### Stored data ###

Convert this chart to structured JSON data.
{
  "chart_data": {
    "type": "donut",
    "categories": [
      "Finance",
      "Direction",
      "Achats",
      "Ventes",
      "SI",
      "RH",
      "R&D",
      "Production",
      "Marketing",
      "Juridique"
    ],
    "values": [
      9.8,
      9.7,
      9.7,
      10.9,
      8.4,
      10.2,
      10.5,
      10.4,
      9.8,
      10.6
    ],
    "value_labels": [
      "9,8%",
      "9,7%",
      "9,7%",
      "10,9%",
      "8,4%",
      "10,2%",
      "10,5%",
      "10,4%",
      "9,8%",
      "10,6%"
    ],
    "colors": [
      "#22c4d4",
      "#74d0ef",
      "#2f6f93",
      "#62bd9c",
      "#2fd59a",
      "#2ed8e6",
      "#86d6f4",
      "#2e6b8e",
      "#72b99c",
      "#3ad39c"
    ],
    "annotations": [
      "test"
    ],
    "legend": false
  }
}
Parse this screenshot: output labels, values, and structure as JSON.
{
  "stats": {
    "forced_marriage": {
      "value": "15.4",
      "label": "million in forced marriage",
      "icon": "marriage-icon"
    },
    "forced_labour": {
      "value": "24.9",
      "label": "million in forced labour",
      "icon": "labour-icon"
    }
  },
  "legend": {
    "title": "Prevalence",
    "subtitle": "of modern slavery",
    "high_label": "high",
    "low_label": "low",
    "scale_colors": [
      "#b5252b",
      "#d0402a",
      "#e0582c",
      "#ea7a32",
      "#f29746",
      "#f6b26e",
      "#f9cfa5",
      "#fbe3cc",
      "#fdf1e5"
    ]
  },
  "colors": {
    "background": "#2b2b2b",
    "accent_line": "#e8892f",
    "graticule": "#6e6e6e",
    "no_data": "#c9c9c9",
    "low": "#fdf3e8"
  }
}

###

→ What you are asked to do
The lines to reproduce run from the one that contains "Parse this screenshot: output" through the last line above; copy them exactly.

→ Written solution
Parse this screenshot: output labels, values, and structure as JSON.
{
  "stats": {
    "forced_marriage": {
      "value": "15.4",
      "label": "million in forced marriage",
      "icon": "marriage-icon"
    },
    "forced_labour": {
      "value": "24.9",
      "label": "million in forced labour",
      "icon": "labour-icon"
    }
  },
  "legend": {
    "title": "Prevalence",
    "subtitle": "of modern slavery",
    "high_label": "high",
    "low_label": "low",
    "scale_colors": [
      "#b5252b",
      "#d0402a",
      "#e0582c",
      "#ea7a32",
      "#f29746",
      "#f6b26e",
      "#f9cfa5",
      "#fbe3cc",
      "#fdf1e5"
    ]
  },
  "colors": {
    "background": "#2b2b2b",
    "accent_line": "#e8892f",
    "graticule": "#6e6e6e",
    "no_data": "#c9c9c9",
    "low": "#fdf3e8"
  }
}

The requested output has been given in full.